### THE TASK
Quote all entries exactly, leaving pictures aside.
Start of DATASET RECORDS
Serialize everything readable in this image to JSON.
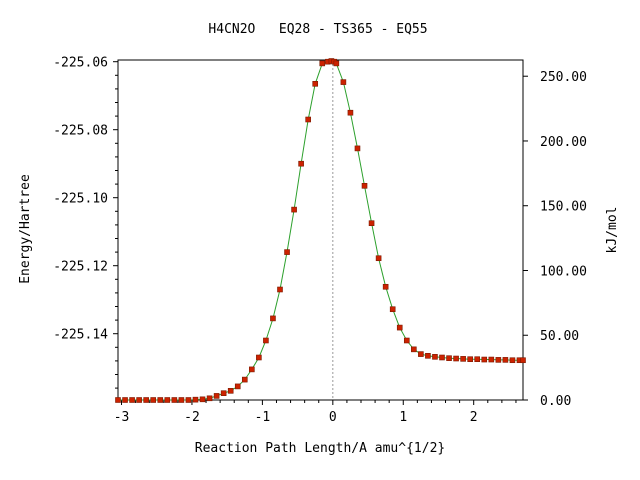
{
  "chart_data": {
    "type": "line",
    "title": "H4CN2O   EQ28 - TS365 - EQ55",
    "xlabel": "Reaction Path Length/A amu^{1/2}",
    "ylabel": "Energy/Hartree",
    "y2label": "kJ/mol",
    "xlim": [
      -3.05,
      2.7
    ],
    "ylim": [
      -225.1595,
      -225.0595
    ],
    "y2lim": [
      0,
      262.52
    ],
    "x_ticks": [
      -3,
      -2,
      -1,
      0,
      1,
      2
    ],
    "x_tick_labels": [
      "-3",
      "-2",
      "-1",
      "0",
      "1",
      "2"
    ],
    "y_ticks": [
      -225.06,
      -225.08,
      -225.1,
      -225.12,
      -225.14
    ],
    "y_tick_labels": [
      "-225.06",
      "-225.08",
      "-225.10",
      "-225.12",
      "-225.14"
    ],
    "y2_ticks": [
      0,
      50,
      100,
      150,
      200,
      250
    ],
    "y2_tick_labels": [
      "0.00",
      "50.00",
      "100.00",
      "150.00",
      "200.00",
      "250.00"
    ],
    "ts_x": 0,
    "line_color": "#2ca02c",
    "marker_color": "#cc2200",
    "ts_line_color": "#999999",
    "series": [
      {
        "x": [
          -3.05,
          -2.95,
          -2.85,
          -2.75,
          -2.65,
          -2.55,
          -2.45,
          -2.35,
          -2.25,
          -2.15,
          -2.05,
          -1.95,
          -1.85,
          -1.75,
          -1.65,
          -1.55,
          -1.45,
          -1.35,
          -1.25,
          -1.15,
          -1.05,
          -0.95,
          -0.85,
          -0.75,
          -0.65,
          -0.55,
          -0.45,
          -0.35,
          -0.25,
          -0.15,
          -0.07,
          -0.02,
          0.02,
          0.05,
          0.15,
          0.25,
          0.35,
          0.45,
          0.55,
          0.65,
          0.75,
          0.85,
          0.95,
          1.05,
          1.15,
          1.25,
          1.35,
          1.45,
          1.55,
          1.65,
          1.75,
          1.85,
          1.95,
          2.05,
          2.15,
          2.25,
          2.35,
          2.45,
          2.55,
          2.65,
          2.7
        ],
        "y": [
          -225.1595,
          -225.1595,
          -225.1595,
          -225.1595,
          -225.1595,
          -225.1595,
          -225.1595,
          -225.1595,
          -225.1595,
          -225.1595,
          -225.1595,
          -225.1594,
          -225.1593,
          -225.159,
          -225.1583,
          -225.1575,
          -225.1568,
          -225.1555,
          -225.1535,
          -225.1505,
          -225.147,
          -225.142,
          -225.1355,
          -225.127,
          -225.116,
          -225.1035,
          -225.09,
          -225.077,
          -225.0665,
          -225.0605,
          -225.06,
          -225.0598,
          -225.06,
          -225.0605,
          -225.066,
          -225.075,
          -225.0855,
          -225.0965,
          -225.1075,
          -225.1178,
          -225.1262,
          -225.1328,
          -225.1382,
          -225.142,
          -225.1446,
          -225.146,
          -225.1465,
          -225.1468,
          -225.147,
          -225.1472,
          -225.1473,
          -225.1474,
          -225.1475,
          -225.1475,
          -225.1476,
          -225.1476,
          -225.1477,
          -225.1477,
          -225.1478,
          -225.1478,
          -225.1478
        ]
      }
    ]
  }
}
End of DATASET RECORDS
### CORRECT RESULT
Serialize everything readable in this image to JSON.
{
  "chart_data": {
    "type": "line",
    "title": "H4CN2O   EQ28 - TS365 - EQ55",
    "xlabel": "Reaction Path Length/A amu^{1/2}",
    "ylabel": "Energy/Hartree",
    "y2label": "kJ/mol",
    "xlim": [
      -3.05,
      2.7
    ],
    "ylim": [
      -225.1595,
      -225.0595
    ],
    "y2lim": [
      0,
      262.52
    ],
    "x_ticks": [
      -3,
      -2,
      -1,
      0,
      1,
      2
    ],
    "x_tick_labels": [
      "-3",
      "-2",
      "-1",
      "0",
      "1",
      "2"
    ],
    "y_ticks": [
      -225.06,
      -225.08,
      -225.1,
      -225.12,
      -225.14
    ],
    "y_tick_labels": [
      "-225.06",
      "-225.08",
      "-225.10",
      "-225.12",
      "-225.14"
    ],
    "y2_ticks": [
      0,
      50,
      100,
      150,
      200,
      250
    ],
    "y2_tick_labels": [
      "0.00",
      "50.00",
      "100.00",
      "150.00",
      "200.00",
      "250.00"
    ],
    "ts_x": 0,
    "line_color": "#2ca02c",
    "marker_color": "#cc2200",
    "ts_line_color": "#999999",
    "series": [
      {
        "x": [
          -3.05,
          -2.95,
          -2.85,
          -2.75,
          -2.65,
          -2.55,
          -2.45,
          -2.35,
          -2.25,
          -2.15,
          -2.05,
          -1.95,
          -1.85,
          -1.75,
          -1.65,
          -1.55,
          -1.45,
          -1.35,
          -1.25,
          -1.15,
          -1.05,
          -0.95,
          -0.85,
          -0.75,
          -0.65,
          -0.55,
          -0.45,
          -0.35,
          -0.25,
          -0.15,
          -0.07,
          -0.02,
          0.02,
          0.05,
          0.15,
          0.25,
          0.35,
          0.45,
          0.55,
          0.65,
          0.75,
          0.85,
          0.95,
          1.05,
          1.15,
          1.25,
          1.35,
          1.45,
          1.55,
          1.65,
          1.75,
          1.85,
          1.95,
          2.05,
          2.15,
          2.25,
          2.35,
          2.45,
          2.55,
          2.65,
          2.7
        ],
        "y": [
          -225.1595,
          -225.1595,
          -225.1595,
          -225.1595,
          -225.1595,
          -225.1595,
          -225.1595,
          -225.1595,
          -225.1595,
          -225.1595,
          -225.1595,
          -225.1594,
          -225.1593,
          -225.159,
          -225.1583,
          -225.1575,
          -225.1568,
          -225.1555,
          -225.1535,
          -225.1505,
          -225.147,
          -225.142,
          -225.1355,
          -225.127,
          -225.116,
          -225.1035,
          -225.09,
          -225.077,
          -225.0665,
          -225.0605,
          -225.06,
          -225.0598,
          -225.06,
          -225.0605,
          -225.066,
          -225.075,
          -225.0855,
          -225.0965,
          -225.1075,
          -225.1178,
          -225.1262,
          -225.1328,
          -225.1382,
          -225.142,
          -225.1446,
          -225.146,
          -225.1465,
          -225.1468,
          -225.147,
          -225.1472,
          -225.1473,
          -225.1474,
          -225.1475,
          -225.1475,
          -225.1476,
          -225.1476,
          -225.1477,
          -225.1477,
          -225.1478,
          -225.1478,
          -225.1478
        ]
      }
    ]
  }
}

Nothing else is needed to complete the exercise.